Nice work @telumire I have build some custom toolbars in the past and they can be very useful, although it can be a little time consuming to do so.
I note in your $:/ReadOnly that you are using local fields to iterate ViewToolbarButtons, PageControlButtons and SideBarSegments/tabs. Which is great.
However I just wanted to suggest a “Code Pattern” to use, you may want to consider in future solutions, although not necessarily essential to this solution, This is a code pattern I need to remind myself of as well.
For example, I see you use the hard coded filter ‘[[$:/tags/ViewToolbar]tagging[]]’ to populate this toggle list.
<$macrocall $name="toggle-visibility" filter="[[$:/tags/ViewToolbar]tagging[]]" field="ViewToolbarButtons"/>
A design pattern to use is, the subfilter, to use a filter/list, So alternatively one could create a field or config tiddler ViewToolbarButtons-filter
and rewrite the above as;
<$macrocall $name="toggle-visibility" filter="[subfilter{!!ViewToolbarButtons-filter}]" field="ViewToolbarButtons"/>
then to duplicate the current behaviour of your solution set ViewToolbarButtons-filter
to [[$:/tags/ViewToolbar]tagging[]]
The key advantage of this approach is, using a subfilter allows the “parameter” to be either or both a list of titles OR a filter, or set of filters. The final code will be even simpler with the release of version 5.2.3, because of changes to the checkbox widget to use the listField parameter. Using a subfilter allows;
- You can simply add a single tiddler to the ViewToolbarButtons-filter
- You can add a filter to ViewToolbarButtons-filter
- this includes
-[[tiddlername]]
for exceptions
- or
+[sort[]]
to reorder
- this allows the configuration to rule in out, include/exclude and other useful alternatives via the power of filters.

**Records provided:**
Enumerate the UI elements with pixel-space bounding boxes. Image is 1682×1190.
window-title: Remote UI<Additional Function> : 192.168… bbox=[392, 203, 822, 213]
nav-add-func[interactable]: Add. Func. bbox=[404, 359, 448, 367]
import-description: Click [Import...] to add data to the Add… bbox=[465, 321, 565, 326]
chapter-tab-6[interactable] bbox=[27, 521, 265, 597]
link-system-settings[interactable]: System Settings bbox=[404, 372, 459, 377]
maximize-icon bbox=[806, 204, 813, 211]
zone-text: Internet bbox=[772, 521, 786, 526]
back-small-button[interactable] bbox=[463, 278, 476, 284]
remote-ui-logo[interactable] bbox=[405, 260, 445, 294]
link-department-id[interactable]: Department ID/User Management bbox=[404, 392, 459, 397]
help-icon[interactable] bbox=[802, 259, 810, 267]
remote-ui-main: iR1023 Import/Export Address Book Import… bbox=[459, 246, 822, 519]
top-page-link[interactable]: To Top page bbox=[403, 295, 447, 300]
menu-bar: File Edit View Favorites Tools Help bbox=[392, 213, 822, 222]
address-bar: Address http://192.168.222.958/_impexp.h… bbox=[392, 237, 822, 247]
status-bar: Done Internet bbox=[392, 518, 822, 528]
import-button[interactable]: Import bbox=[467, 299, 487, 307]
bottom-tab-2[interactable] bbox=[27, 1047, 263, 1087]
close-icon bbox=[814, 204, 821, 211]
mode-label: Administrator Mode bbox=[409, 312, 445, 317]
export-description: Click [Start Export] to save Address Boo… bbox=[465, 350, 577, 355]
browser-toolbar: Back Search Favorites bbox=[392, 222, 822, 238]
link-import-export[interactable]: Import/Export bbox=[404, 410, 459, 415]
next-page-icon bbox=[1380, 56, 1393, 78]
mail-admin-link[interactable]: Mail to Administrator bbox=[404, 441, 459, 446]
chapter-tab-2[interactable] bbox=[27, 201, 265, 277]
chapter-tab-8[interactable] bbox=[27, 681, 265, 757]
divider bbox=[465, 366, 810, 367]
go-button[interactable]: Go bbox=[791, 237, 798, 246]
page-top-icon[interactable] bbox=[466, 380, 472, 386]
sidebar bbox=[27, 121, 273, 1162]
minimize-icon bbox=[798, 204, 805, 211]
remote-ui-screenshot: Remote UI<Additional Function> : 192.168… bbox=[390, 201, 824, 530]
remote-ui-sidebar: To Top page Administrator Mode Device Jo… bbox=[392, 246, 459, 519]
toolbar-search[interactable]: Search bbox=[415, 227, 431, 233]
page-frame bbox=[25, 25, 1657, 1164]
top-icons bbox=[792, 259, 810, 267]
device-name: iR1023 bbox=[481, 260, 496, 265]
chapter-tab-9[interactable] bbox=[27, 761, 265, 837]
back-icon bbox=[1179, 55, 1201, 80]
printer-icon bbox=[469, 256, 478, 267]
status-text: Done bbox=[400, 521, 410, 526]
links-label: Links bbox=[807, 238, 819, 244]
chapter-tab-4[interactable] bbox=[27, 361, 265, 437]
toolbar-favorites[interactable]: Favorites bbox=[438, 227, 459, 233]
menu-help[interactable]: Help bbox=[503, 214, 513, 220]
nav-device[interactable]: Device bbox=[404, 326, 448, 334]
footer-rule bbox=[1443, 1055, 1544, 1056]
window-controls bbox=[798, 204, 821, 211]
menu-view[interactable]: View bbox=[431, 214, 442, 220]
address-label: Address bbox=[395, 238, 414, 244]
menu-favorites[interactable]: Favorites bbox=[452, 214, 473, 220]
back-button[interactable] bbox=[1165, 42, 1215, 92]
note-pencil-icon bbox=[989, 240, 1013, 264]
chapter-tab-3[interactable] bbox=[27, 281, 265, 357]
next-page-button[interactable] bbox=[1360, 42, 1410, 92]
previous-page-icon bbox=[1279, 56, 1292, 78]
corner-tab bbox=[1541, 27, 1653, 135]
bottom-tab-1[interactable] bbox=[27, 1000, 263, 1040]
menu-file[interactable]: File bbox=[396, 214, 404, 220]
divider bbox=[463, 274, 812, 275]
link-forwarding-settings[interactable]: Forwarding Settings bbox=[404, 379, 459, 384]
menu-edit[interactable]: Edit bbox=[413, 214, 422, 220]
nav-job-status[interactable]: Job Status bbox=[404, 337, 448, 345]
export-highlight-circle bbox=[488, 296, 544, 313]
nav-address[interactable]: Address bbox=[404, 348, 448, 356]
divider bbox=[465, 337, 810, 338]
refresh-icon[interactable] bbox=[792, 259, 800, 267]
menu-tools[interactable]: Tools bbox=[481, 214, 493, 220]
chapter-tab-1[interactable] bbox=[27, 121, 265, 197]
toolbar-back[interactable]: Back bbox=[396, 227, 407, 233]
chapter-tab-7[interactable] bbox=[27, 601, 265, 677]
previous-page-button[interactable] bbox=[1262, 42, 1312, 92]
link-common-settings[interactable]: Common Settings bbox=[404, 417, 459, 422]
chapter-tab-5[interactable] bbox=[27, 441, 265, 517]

**Problem 1:** According to the forum post, which version's release will make the final code simpler?
**Problem 2:** Rewrite the forum post between "I note in your" and "of as well.", inclusive, replacing "local fields" with "custom fields".

**Expected output 1:** Version 5.2.3 will make the final code simpler.

**Expected output 2:**
I note in your $:/ReadOnly that you are using custom fields to iterate ViewToolbarButtons, PageControlButtons and SideBarSegments/tabs. Which is great.
However I just wanted to suggest a “Code Pattern” to use, you may want to consider in future solutions, although not necessarily essential to this solution, This is a code pattern I need to remind myself of as well.